**Data entries**
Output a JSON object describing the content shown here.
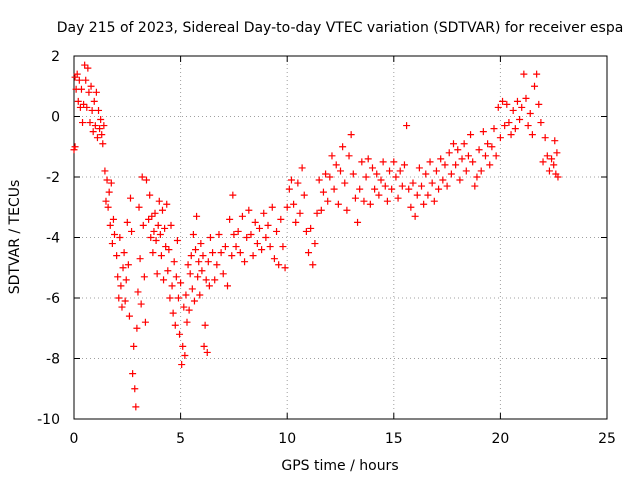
{
  "chart_data": {
    "type": "scatter",
    "title": "Day 215 of 2023, Sidereal Day-to-day VTEC variation (SDTVAR) for receiver espa",
    "xlabel": "GPS time / hours",
    "ylabel": "SDTVAR / TECUs",
    "xlim": [
      0,
      25
    ],
    "ylim": [
      -10,
      2
    ],
    "xticks": [
      0,
      5,
      10,
      15,
      20,
      25
    ],
    "yticks": [
      -10,
      -8,
      -6,
      -4,
      -2,
      0,
      2
    ],
    "grid": true,
    "marker": "+",
    "series_color": "#ff0000",
    "series": [
      {
        "name": "SDTVAR",
        "points": [
          [
            0.0,
            -1.1
          ],
          [
            0.05,
            -1.0
          ],
          [
            0.05,
            1.3
          ],
          [
            0.1,
            0.9
          ],
          [
            0.15,
            1.4
          ],
          [
            0.2,
            0.5
          ],
          [
            0.25,
            1.2
          ],
          [
            0.3,
            0.3
          ],
          [
            0.35,
            0.9
          ],
          [
            0.4,
            -0.2
          ],
          [
            0.45,
            0.4
          ],
          [
            0.5,
            1.7
          ],
          [
            0.55,
            1.2
          ],
          [
            0.6,
            0.3
          ],
          [
            0.65,
            1.6
          ],
          [
            0.7,
            0.8
          ],
          [
            0.75,
            -0.2
          ],
          [
            0.8,
            1.0
          ],
          [
            0.85,
            0.2
          ],
          [
            0.9,
            -0.5
          ],
          [
            0.95,
            0.5
          ],
          [
            1.0,
            -0.3
          ],
          [
            1.05,
            0.8
          ],
          [
            1.1,
            -0.7
          ],
          [
            1.15,
            0.2
          ],
          [
            1.2,
            -0.4
          ],
          [
            1.25,
            -0.1
          ],
          [
            1.3,
            -0.6
          ],
          [
            1.35,
            -0.9
          ],
          [
            1.4,
            -0.3
          ],
          [
            1.45,
            -1.8
          ],
          [
            1.5,
            -2.8
          ],
          [
            1.55,
            -2.1
          ],
          [
            1.6,
            -3.0
          ],
          [
            1.65,
            -2.5
          ],
          [
            1.7,
            -3.6
          ],
          [
            1.75,
            -2.2
          ],
          [
            1.8,
            -4.2
          ],
          [
            1.85,
            -3.4
          ],
          [
            1.9,
            -3.9
          ],
          [
            2.0,
            -4.6
          ],
          [
            2.05,
            -5.3
          ],
          [
            2.1,
            -6.0
          ],
          [
            2.15,
            -4.0
          ],
          [
            2.2,
            -5.6
          ],
          [
            2.25,
            -6.3
          ],
          [
            2.3,
            -5.0
          ],
          [
            2.35,
            -4.5
          ],
          [
            2.4,
            -6.1
          ],
          [
            2.45,
            -5.4
          ],
          [
            2.5,
            -3.5
          ],
          [
            2.55,
            -4.9
          ],
          [
            2.6,
            -6.6
          ],
          [
            2.65,
            -2.7
          ],
          [
            2.7,
            -3.8
          ],
          [
            2.75,
            -8.5
          ],
          [
            2.8,
            -7.6
          ],
          [
            2.85,
            -9.0
          ],
          [
            2.9,
            -9.6
          ],
          [
            2.95,
            -7.0
          ],
          [
            3.0,
            -5.8
          ],
          [
            3.05,
            -3.0
          ],
          [
            3.1,
            -4.7
          ],
          [
            3.15,
            -6.2
          ],
          [
            3.2,
            -2.0
          ],
          [
            3.25,
            -3.6
          ],
          [
            3.3,
            -5.3
          ],
          [
            3.35,
            -6.8
          ],
          [
            3.4,
            -2.1
          ],
          [
            3.5,
            -3.4
          ],
          [
            3.55,
            -2.6
          ],
          [
            3.6,
            -4.0
          ],
          [
            3.65,
            -3.3
          ],
          [
            3.7,
            -4.5
          ],
          [
            3.75,
            -3.8
          ],
          [
            3.8,
            -3.2
          ],
          [
            3.85,
            -4.1
          ],
          [
            3.9,
            -5.2
          ],
          [
            3.95,
            -3.6
          ],
          [
            4.0,
            -2.8
          ],
          [
            4.05,
            -3.9
          ],
          [
            4.1,
            -4.6
          ],
          [
            4.15,
            -3.1
          ],
          [
            4.2,
            -5.4
          ],
          [
            4.25,
            -3.7
          ],
          [
            4.3,
            -4.3
          ],
          [
            4.35,
            -2.9
          ],
          [
            4.4,
            -5.1
          ],
          [
            4.45,
            -4.4
          ],
          [
            4.5,
            -6.0
          ],
          [
            4.55,
            -3.6
          ],
          [
            4.6,
            -5.6
          ],
          [
            4.65,
            -6.5
          ],
          [
            4.7,
            -4.8
          ],
          [
            4.75,
            -6.9
          ],
          [
            4.8,
            -5.3
          ],
          [
            4.85,
            -4.1
          ],
          [
            4.9,
            -6.0
          ],
          [
            4.95,
            -7.2
          ],
          [
            5.0,
            -5.5
          ],
          [
            5.05,
            -8.2
          ],
          [
            5.1,
            -7.6
          ],
          [
            5.15,
            -6.3
          ],
          [
            5.2,
            -7.9
          ],
          [
            5.25,
            -5.9
          ],
          [
            5.3,
            -6.8
          ],
          [
            5.35,
            -4.9
          ],
          [
            5.4,
            -6.4
          ],
          [
            5.45,
            -5.2
          ],
          [
            5.5,
            -4.6
          ],
          [
            5.55,
            -5.7
          ],
          [
            5.6,
            -3.9
          ],
          [
            5.65,
            -6.1
          ],
          [
            5.7,
            -4.4
          ],
          [
            5.75,
            -3.3
          ],
          [
            5.8,
            -5.3
          ],
          [
            5.85,
            -4.8
          ],
          [
            5.9,
            -5.9
          ],
          [
            5.95,
            -4.2
          ],
          [
            6.0,
            -5.1
          ],
          [
            6.05,
            -4.6
          ],
          [
            6.1,
            -7.6
          ],
          [
            6.15,
            -6.9
          ],
          [
            6.2,
            -5.4
          ],
          [
            6.25,
            -7.8
          ],
          [
            6.3,
            -4.8
          ],
          [
            6.35,
            -5.6
          ],
          [
            6.4,
            -4.0
          ],
          [
            6.5,
            -4.5
          ],
          [
            6.6,
            -5.4
          ],
          [
            6.7,
            -4.9
          ],
          [
            6.8,
            -3.9
          ],
          [
            6.9,
            -4.5
          ],
          [
            7.0,
            -5.2
          ],
          [
            7.1,
            -4.3
          ],
          [
            7.2,
            -5.6
          ],
          [
            7.3,
            -3.4
          ],
          [
            7.4,
            -4.6
          ],
          [
            7.45,
            -2.6
          ],
          [
            7.5,
            -3.9
          ],
          [
            7.6,
            -4.3
          ],
          [
            7.7,
            -3.8
          ],
          [
            7.8,
            -4.5
          ],
          [
            7.9,
            -3.3
          ],
          [
            8.0,
            -4.8
          ],
          [
            8.1,
            -4.0
          ],
          [
            8.2,
            -3.1
          ],
          [
            8.3,
            -3.9
          ],
          [
            8.4,
            -4.6
          ],
          [
            8.5,
            -3.5
          ],
          [
            8.6,
            -4.2
          ],
          [
            8.7,
            -3.7
          ],
          [
            8.8,
            -4.4
          ],
          [
            8.9,
            -3.2
          ],
          [
            9.0,
            -4.0
          ],
          [
            9.1,
            -3.6
          ],
          [
            9.2,
            -4.3
          ],
          [
            9.3,
            -3.0
          ],
          [
            9.4,
            -4.7
          ],
          [
            9.5,
            -3.8
          ],
          [
            9.6,
            -4.9
          ],
          [
            9.7,
            -3.4
          ],
          [
            9.8,
            -4.3
          ],
          [
            9.9,
            -5.0
          ],
          [
            10.0,
            -3.0
          ],
          [
            10.1,
            -2.4
          ],
          [
            10.2,
            -2.1
          ],
          [
            10.3,
            -2.9
          ],
          [
            10.4,
            -3.5
          ],
          [
            10.5,
            -2.2
          ],
          [
            10.6,
            -3.2
          ],
          [
            10.7,
            -1.7
          ],
          [
            10.8,
            -2.6
          ],
          [
            10.9,
            -3.8
          ],
          [
            11.0,
            -4.5
          ],
          [
            11.1,
            -3.7
          ],
          [
            11.2,
            -4.9
          ],
          [
            11.3,
            -4.2
          ],
          [
            11.4,
            -3.2
          ],
          [
            11.5,
            -2.1
          ],
          [
            11.6,
            -3.1
          ],
          [
            11.7,
            -2.5
          ],
          [
            11.8,
            -1.9
          ],
          [
            11.9,
            -2.8
          ],
          [
            12.0,
            -2.0
          ],
          [
            12.1,
            -1.3
          ],
          [
            12.2,
            -2.4
          ],
          [
            12.3,
            -1.6
          ],
          [
            12.4,
            -2.9
          ],
          [
            12.5,
            -1.8
          ],
          [
            12.6,
            -1.0
          ],
          [
            12.7,
            -2.2
          ],
          [
            12.8,
            -3.1
          ],
          [
            12.9,
            -1.3
          ],
          [
            13.0,
            -0.6
          ],
          [
            13.1,
            -1.9
          ],
          [
            13.2,
            -2.7
          ],
          [
            13.3,
            -3.5
          ],
          [
            13.4,
            -2.4
          ],
          [
            13.5,
            -1.5
          ],
          [
            13.6,
            -2.8
          ],
          [
            13.7,
            -2.0
          ],
          [
            13.8,
            -1.4
          ],
          [
            13.9,
            -2.9
          ],
          [
            14.0,
            -1.7
          ],
          [
            14.1,
            -2.4
          ],
          [
            14.2,
            -1.9
          ],
          [
            14.3,
            -2.6
          ],
          [
            14.4,
            -2.1
          ],
          [
            14.5,
            -1.5
          ],
          [
            14.6,
            -2.3
          ],
          [
            14.7,
            -2.8
          ],
          [
            14.8,
            -1.8
          ],
          [
            14.9,
            -2.4
          ],
          [
            15.0,
            -1.5
          ],
          [
            15.1,
            -2.0
          ],
          [
            15.2,
            -2.7
          ],
          [
            15.3,
            -1.8
          ],
          [
            15.4,
            -2.3
          ],
          [
            15.5,
            -1.6
          ],
          [
            15.6,
            -0.3
          ],
          [
            15.7,
            -2.4
          ],
          [
            15.8,
            -3.0
          ],
          [
            15.9,
            -2.2
          ],
          [
            16.0,
            -3.3
          ],
          [
            16.1,
            -2.6
          ],
          [
            16.2,
            -1.7
          ],
          [
            16.3,
            -2.3
          ],
          [
            16.4,
            -2.9
          ],
          [
            16.5,
            -1.9
          ],
          [
            16.6,
            -2.6
          ],
          [
            16.7,
            -1.5
          ],
          [
            16.8,
            -2.2
          ],
          [
            16.9,
            -2.8
          ],
          [
            17.0,
            -1.8
          ],
          [
            17.1,
            -2.4
          ],
          [
            17.2,
            -1.4
          ],
          [
            17.3,
            -2.1
          ],
          [
            17.4,
            -1.6
          ],
          [
            17.5,
            -2.3
          ],
          [
            17.6,
            -1.2
          ],
          [
            17.7,
            -1.9
          ],
          [
            17.8,
            -0.9
          ],
          [
            17.9,
            -1.6
          ],
          [
            18.0,
            -1.1
          ],
          [
            18.1,
            -2.1
          ],
          [
            18.2,
            -1.4
          ],
          [
            18.3,
            -0.9
          ],
          [
            18.4,
            -1.8
          ],
          [
            18.5,
            -1.3
          ],
          [
            18.6,
            -0.6
          ],
          [
            18.7,
            -1.5
          ],
          [
            18.8,
            -2.3
          ],
          [
            18.9,
            -2.0
          ],
          [
            19.0,
            -1.1
          ],
          [
            19.1,
            -1.8
          ],
          [
            19.2,
            -0.5
          ],
          [
            19.3,
            -1.3
          ],
          [
            19.4,
            -0.9
          ],
          [
            19.5,
            -1.6
          ],
          [
            19.6,
            -1.0
          ],
          [
            19.7,
            -0.4
          ],
          [
            19.8,
            -1.3
          ],
          [
            19.9,
            0.3
          ],
          [
            20.0,
            -0.7
          ],
          [
            20.1,
            0.5
          ],
          [
            20.2,
            -0.3
          ],
          [
            20.3,
            0.4
          ],
          [
            20.4,
            -0.2
          ],
          [
            20.5,
            -0.6
          ],
          [
            20.6,
            0.2
          ],
          [
            20.7,
            -0.4
          ],
          [
            20.8,
            0.5
          ],
          [
            20.9,
            -0.1
          ],
          [
            21.0,
            0.3
          ],
          [
            21.1,
            1.4
          ],
          [
            21.2,
            0.6
          ],
          [
            21.3,
            -0.3
          ],
          [
            21.4,
            0.1
          ],
          [
            21.5,
            -0.6
          ],
          [
            21.6,
            1.0
          ],
          [
            21.7,
            1.4
          ],
          [
            21.8,
            0.4
          ],
          [
            21.9,
            -0.2
          ],
          [
            22.0,
            -1.5
          ],
          [
            22.1,
            -0.7
          ],
          [
            22.2,
            -1.3
          ],
          [
            22.3,
            -1.8
          ],
          [
            22.4,
            -1.4
          ],
          [
            22.5,
            -1.6
          ],
          [
            22.55,
            -0.8
          ],
          [
            22.6,
            -1.9
          ],
          [
            22.65,
            -1.2
          ],
          [
            22.7,
            -2.0
          ]
        ]
      }
    ]
  }
}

**Aim**
Search the material above for "SDTVAR". Pull out each line where it shows up.

**The output**
    "title": "Day 215 of 2023, Sidereal Day-to-day VTEC variation (SDTVAR) for receiver espa",
    "ylabel": "SDTVAR / TECUs",
        "name": "SDTVAR",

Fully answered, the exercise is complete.